-- begin --
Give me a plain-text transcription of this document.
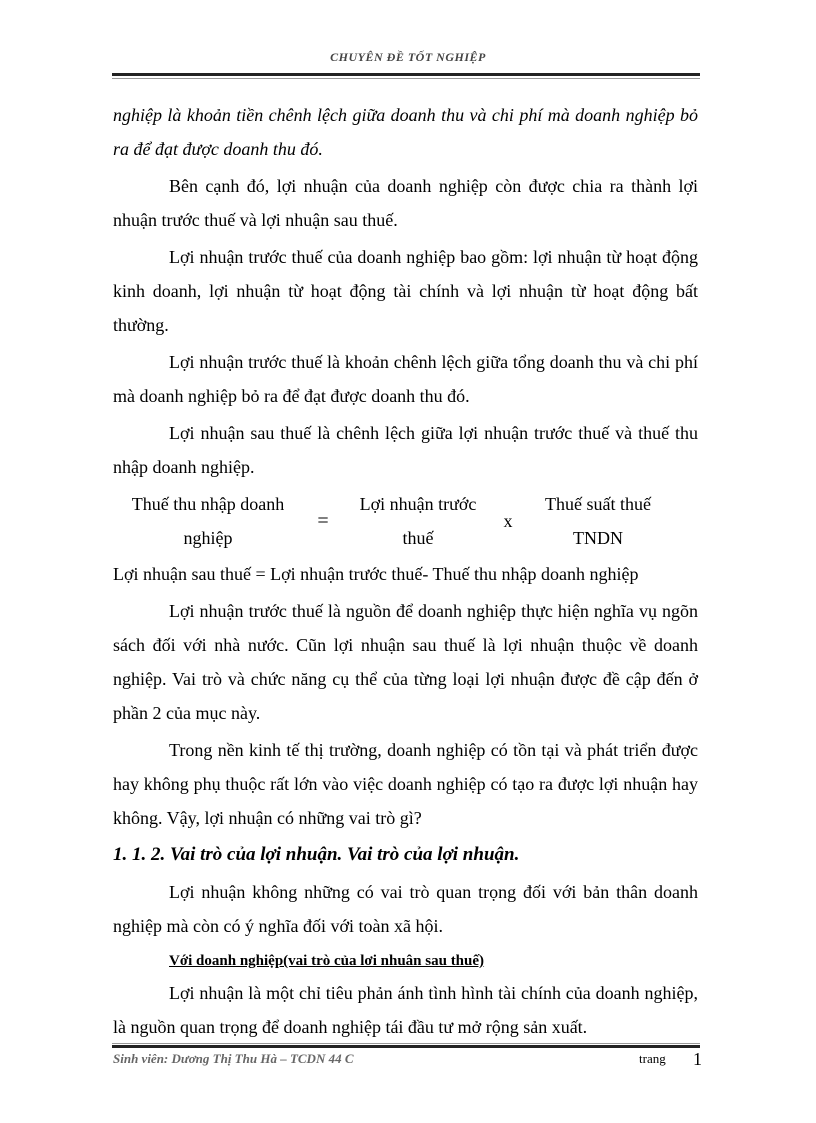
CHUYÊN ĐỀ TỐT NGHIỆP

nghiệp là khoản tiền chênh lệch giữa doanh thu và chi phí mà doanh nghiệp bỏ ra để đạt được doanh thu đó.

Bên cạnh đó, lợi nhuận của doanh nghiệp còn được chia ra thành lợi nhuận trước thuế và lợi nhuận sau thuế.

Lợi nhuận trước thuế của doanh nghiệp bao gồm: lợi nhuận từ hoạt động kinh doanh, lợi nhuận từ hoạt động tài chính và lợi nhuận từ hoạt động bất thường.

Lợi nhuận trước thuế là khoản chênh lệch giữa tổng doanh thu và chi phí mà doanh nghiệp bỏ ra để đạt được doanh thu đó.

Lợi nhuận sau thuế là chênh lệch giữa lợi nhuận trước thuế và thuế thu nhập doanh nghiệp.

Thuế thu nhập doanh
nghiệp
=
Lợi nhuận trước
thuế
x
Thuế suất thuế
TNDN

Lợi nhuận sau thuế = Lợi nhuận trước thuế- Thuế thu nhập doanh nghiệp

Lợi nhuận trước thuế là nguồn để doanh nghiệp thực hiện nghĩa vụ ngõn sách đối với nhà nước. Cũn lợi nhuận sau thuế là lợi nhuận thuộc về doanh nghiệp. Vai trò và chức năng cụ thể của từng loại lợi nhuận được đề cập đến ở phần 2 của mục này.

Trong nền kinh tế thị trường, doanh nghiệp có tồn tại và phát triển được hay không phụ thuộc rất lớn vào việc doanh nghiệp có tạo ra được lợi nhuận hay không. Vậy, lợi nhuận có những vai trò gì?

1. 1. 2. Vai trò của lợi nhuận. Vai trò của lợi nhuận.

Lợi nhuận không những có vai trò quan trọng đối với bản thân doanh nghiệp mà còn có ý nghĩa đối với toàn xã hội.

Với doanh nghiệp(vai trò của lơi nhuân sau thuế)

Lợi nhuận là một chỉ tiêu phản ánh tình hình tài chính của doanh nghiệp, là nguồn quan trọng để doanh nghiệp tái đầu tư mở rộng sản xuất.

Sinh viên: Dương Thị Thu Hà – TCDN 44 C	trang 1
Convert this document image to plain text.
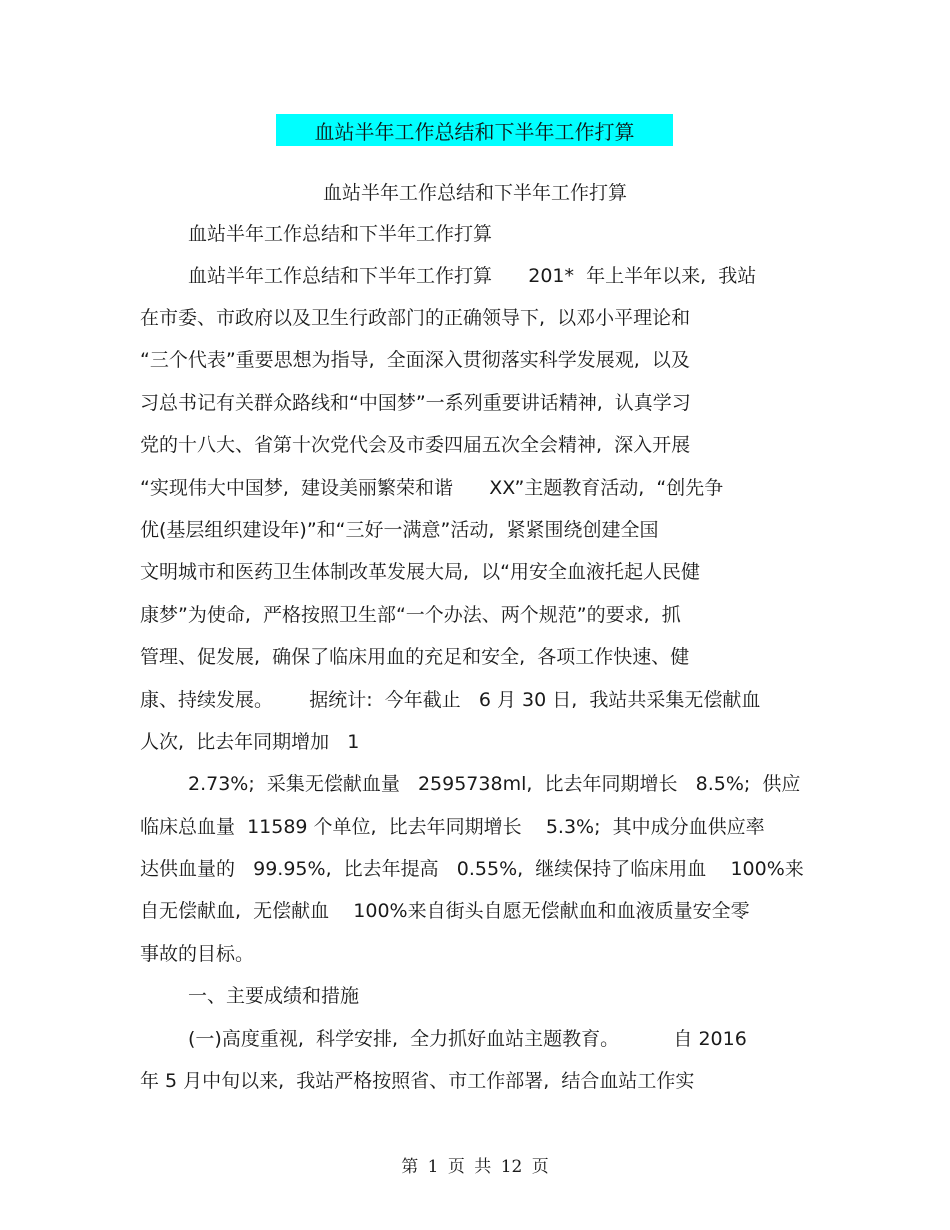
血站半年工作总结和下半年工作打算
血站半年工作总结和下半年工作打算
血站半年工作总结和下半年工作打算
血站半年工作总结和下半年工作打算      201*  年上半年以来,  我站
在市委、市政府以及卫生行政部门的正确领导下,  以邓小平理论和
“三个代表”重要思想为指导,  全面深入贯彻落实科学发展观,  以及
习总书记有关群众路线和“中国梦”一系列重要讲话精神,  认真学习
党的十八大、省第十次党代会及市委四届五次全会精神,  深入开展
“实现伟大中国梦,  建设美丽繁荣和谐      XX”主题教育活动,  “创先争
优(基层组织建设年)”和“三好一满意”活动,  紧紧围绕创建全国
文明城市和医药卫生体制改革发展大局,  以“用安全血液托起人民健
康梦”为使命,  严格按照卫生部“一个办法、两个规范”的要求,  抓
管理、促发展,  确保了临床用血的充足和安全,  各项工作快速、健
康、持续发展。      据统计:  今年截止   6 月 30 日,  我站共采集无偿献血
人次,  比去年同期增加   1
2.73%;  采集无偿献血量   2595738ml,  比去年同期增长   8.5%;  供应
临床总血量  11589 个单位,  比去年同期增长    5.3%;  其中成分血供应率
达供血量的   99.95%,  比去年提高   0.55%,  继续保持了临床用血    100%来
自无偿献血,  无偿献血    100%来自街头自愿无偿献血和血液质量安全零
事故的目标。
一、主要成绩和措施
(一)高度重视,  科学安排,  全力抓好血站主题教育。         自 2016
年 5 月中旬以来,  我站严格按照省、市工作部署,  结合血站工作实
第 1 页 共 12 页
-- end --
-- begin --
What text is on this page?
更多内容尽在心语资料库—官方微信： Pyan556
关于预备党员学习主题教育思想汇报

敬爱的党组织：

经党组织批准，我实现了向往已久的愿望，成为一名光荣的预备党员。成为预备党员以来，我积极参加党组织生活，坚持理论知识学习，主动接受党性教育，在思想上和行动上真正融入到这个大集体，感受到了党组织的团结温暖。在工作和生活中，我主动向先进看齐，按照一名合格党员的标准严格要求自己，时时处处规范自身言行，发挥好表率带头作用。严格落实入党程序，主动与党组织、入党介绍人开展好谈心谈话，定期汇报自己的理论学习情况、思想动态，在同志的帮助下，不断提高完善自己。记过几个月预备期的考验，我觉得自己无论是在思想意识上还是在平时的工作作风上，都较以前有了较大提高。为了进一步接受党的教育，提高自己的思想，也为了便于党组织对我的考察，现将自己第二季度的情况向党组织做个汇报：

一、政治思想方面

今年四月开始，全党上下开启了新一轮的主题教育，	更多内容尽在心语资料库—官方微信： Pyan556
-- end --
■ **STATED TASK**: State the count of lines in the data holding the word "lệch", adding nothing to it.

■ **OUTPUT BELOW**: 3